Objectifs -
a) Répondez aux questions suivantes sur l'extrait consacré à Aéroports de Paris.
(i) À quelle date le contrat de régulation économique a-t-il été conclu entre l'État et Aéroports de Paris ?
(ii) De quel pourcentage l'excédent brut d'exploitation a-t-il augmenté au cours de l'exercice 2007 ?
(iii) Quel segment reste déficitaire au premier semestre 2008 ?
b) Dans l'extrait consacré à Aéroports de Paris, reprenez le passage compris entre « L'excédent brut d'exploitation » et « augmentation de 13,1 %. », bornes incluses, en renommant « résultat opérationnel courant » en « résultat d'exploitation courant ».

Extrait du document -
##############################

Le contrat de régulation économique (CRE) a été conclu entre l'Etat et Aéroports de Paris le 6 février 2006. Il fixe en particulier, sur la période 2006-2010 et en référence au programme d'investissements prévus, le plafond du taux moyen d'évolution des principales redevances pour services rendus. En avril 2008, les redevances aéronautiques ont ainsi augmenté de 3,8 % en moyenne. Le contrat détermine en outre les objectifs de qualité de service. Pour les contrats ultérieurs, l'arrêté du 16 septembre 2005 prévoit que sortent de la « simple caisse » l'immobilier de diversification (inclus à titre dérogatoire dans le premier contrat de régulation) et éventuellement certaines activités commerciales, ce qui permettrait à Aéroports de Paris de bénéficier du progrès de la rentabilité de ces activités.
Au cours de l'exercice 2007, Aéroports de Paris a connu une forte progression de ses activités et de ses résultats. Le chiffre d'affaires a progressé par rapport à 2006 de 10,4 % à 2,3 milliards d'euros grâce particulièrement au dynamisme du trafic aérien (+ 4,7 %), à la revalorisation des redevances et à l'augmentation des surfaces commerciales (+ 21,2 %) et des surfaces immobilières louées.
L'excédent brut d'exploitation (EBITDA) s'élève à 754 millions d'euros, en hausse de 13,5 %, grâce à l'amélioration des marges rendue possible notamment par la maîtrise des charges de personnel. Le résultat opérationnel courant s'établit à 442 millions d'euros, en augmentation de 13,1 %.
Le résultat net, part du groupe, est de 322 millions d'euros et a plus que doublé. Hors éléments non récurrents, essentiellement la plus-value de cession des titres de BCIA (aéroport de Pékin), le résultat net, part du groupe, s'élève à 239 millions d'euros, en hausse de 19,2 % sur son équivalent de 2006.
Le bilan consolidé d'Aéroports de Paris au 31 décembre 2007 fait apparaître des capitaux propres, part du groupe, de 2,95 milliards d'euros (+ 6 %) et un endettement net de 1,78 milliard (― 4 %).
Le premier semestre 2008, au cours duquel le trafic passagers s'est encore inscrit en hausse de 2,8 % par rapport à la même période de 2007, est caractérisé par une progression de 12,3 % du chiffre d'affaires grâce principalement à la revalorisation des redevances, à l'ouverture de nouvelles installations et surfaces commerciales et à la croissance de l'immobilier. L'EBITDA est en hausse de 14,2 % et le résultat opérationnel courant de 12,4 % par rapport au premier semestre 2007, grâce à l'amélioration des marges. Seul le segment « escale », en restructuration, reste déficitaire. Le résultat net progresse de 11 % hors éléments non récurrents (cession de BCIA au premier semestre 2007). Au 30 juin 2008, les capitaux propres s'élèvent à 2,91 milliards d'euros et l'endettement net à 1,97 milliard.

##############################

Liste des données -
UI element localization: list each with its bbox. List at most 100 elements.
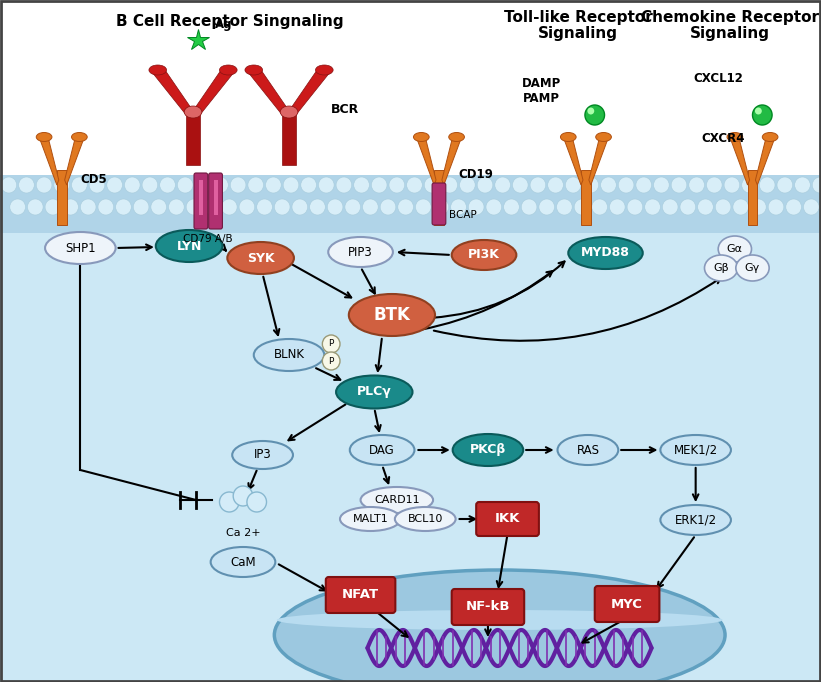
Circle shape [671, 177, 687, 193]
Circle shape [548, 177, 563, 193]
Text: BLNK: BLNK [273, 349, 304, 361]
Circle shape [309, 199, 325, 215]
Ellipse shape [413, 132, 429, 141]
Ellipse shape [277, 610, 722, 630]
Text: MALT1: MALT1 [353, 514, 388, 524]
Circle shape [477, 177, 493, 193]
Ellipse shape [245, 65, 262, 75]
Bar [747, 170, 758, 225]
Circle shape [786, 199, 801, 215]
Circle shape [486, 199, 502, 215]
Bar [0, 175, 821, 682]
Text: BTK: BTK [374, 306, 411, 324]
Circle shape [10, 199, 25, 215]
Text: MYD88: MYD88 [581, 246, 630, 259]
Circle shape [468, 199, 484, 215]
Text: DAMP: DAMP [522, 77, 561, 90]
Circle shape [716, 199, 731, 215]
Polygon shape [589, 137, 608, 185]
Circle shape [406, 177, 422, 193]
Polygon shape [442, 137, 461, 185]
Text: BCL10: BCL10 [407, 514, 443, 524]
Text: PLCγ: PLCγ [357, 385, 391, 398]
Polygon shape [731, 137, 749, 185]
Circle shape [178, 177, 193, 193]
Circle shape [168, 199, 184, 215]
FancyBboxPatch shape [209, 173, 222, 229]
Circle shape [274, 199, 290, 215]
Text: Toll-like Receptor: Toll-like Receptor [504, 10, 653, 25]
Text: Chemokine Receptor: Chemokine Receptor [641, 10, 819, 25]
Ellipse shape [149, 65, 167, 75]
Circle shape [323, 335, 340, 353]
Ellipse shape [763, 132, 778, 141]
Circle shape [592, 199, 608, 215]
Circle shape [160, 177, 175, 193]
Bar [581, 170, 591, 225]
FancyBboxPatch shape [194, 173, 208, 229]
Ellipse shape [328, 237, 393, 267]
Text: Ag: Ag [215, 18, 232, 31]
Circle shape [328, 199, 343, 215]
Text: RAS: RAS [577, 443, 599, 456]
Circle shape [821, 199, 837, 215]
Circle shape [521, 199, 537, 215]
Ellipse shape [315, 65, 334, 75]
Ellipse shape [718, 236, 752, 262]
Text: IKK: IKK [495, 512, 520, 526]
Polygon shape [417, 137, 436, 185]
Circle shape [28, 199, 43, 215]
Circle shape [336, 177, 352, 193]
Polygon shape [40, 137, 59, 185]
Circle shape [18, 177, 34, 193]
Bar [199, 180, 203, 215]
Circle shape [794, 177, 810, 193]
Circle shape [106, 177, 122, 193]
Circle shape [697, 199, 713, 215]
Text: CXCR4: CXCR4 [701, 132, 745, 145]
Circle shape [654, 177, 670, 193]
Text: BCAP: BCAP [449, 210, 477, 220]
Text: Signaling: Signaling [690, 26, 770, 41]
Ellipse shape [227, 242, 294, 274]
Text: DAG: DAG [370, 443, 395, 456]
Circle shape [239, 199, 255, 215]
Text: SHP1: SHP1 [65, 241, 96, 254]
Ellipse shape [210, 547, 276, 577]
Circle shape [618, 177, 634, 193]
Circle shape [812, 177, 828, 193]
Circle shape [233, 486, 253, 506]
Text: Gγ: Gγ [745, 263, 760, 273]
Circle shape [323, 352, 340, 370]
Circle shape [318, 177, 334, 193]
Circle shape [204, 199, 220, 215]
Circle shape [742, 177, 758, 193]
Circle shape [768, 199, 784, 215]
Ellipse shape [449, 132, 464, 141]
Circle shape [266, 177, 282, 193]
Ellipse shape [360, 487, 433, 513]
Ellipse shape [561, 132, 576, 141]
Ellipse shape [705, 255, 737, 281]
Circle shape [1, 177, 17, 193]
Circle shape [556, 199, 572, 215]
Circle shape [587, 108, 594, 115]
Polygon shape [65, 137, 83, 185]
Circle shape [755, 108, 762, 115]
Ellipse shape [557, 435, 618, 465]
Circle shape [230, 177, 246, 193]
Circle shape [389, 177, 405, 193]
Circle shape [220, 492, 239, 512]
Circle shape [98, 199, 114, 215]
Circle shape [494, 177, 510, 193]
Circle shape [433, 199, 449, 215]
Circle shape [345, 199, 360, 215]
Circle shape [124, 177, 140, 193]
Ellipse shape [660, 435, 731, 465]
Text: PI3K: PI3K [468, 248, 500, 261]
Bar [434, 170, 444, 225]
Circle shape [80, 199, 96, 215]
Circle shape [751, 199, 766, 215]
Circle shape [398, 199, 413, 215]
Circle shape [530, 177, 546, 193]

##############################

Corrigé -
a)
(i) Le 6 février 2006.
(ii) De 13,5 %.
(iii) Le segment « escale ».

b)
L'excédent brut d'exploitation (EBITDA) s'élève à 754 millions d'euros, en hausse de 13,5 %, grâce à l'amélioration des marges rendue possible notamment par la maîtrise des charges de personnel. Le résultat d'exploitation courant s'établit à 442 millions d'euros, en augmentation de 13,1 %.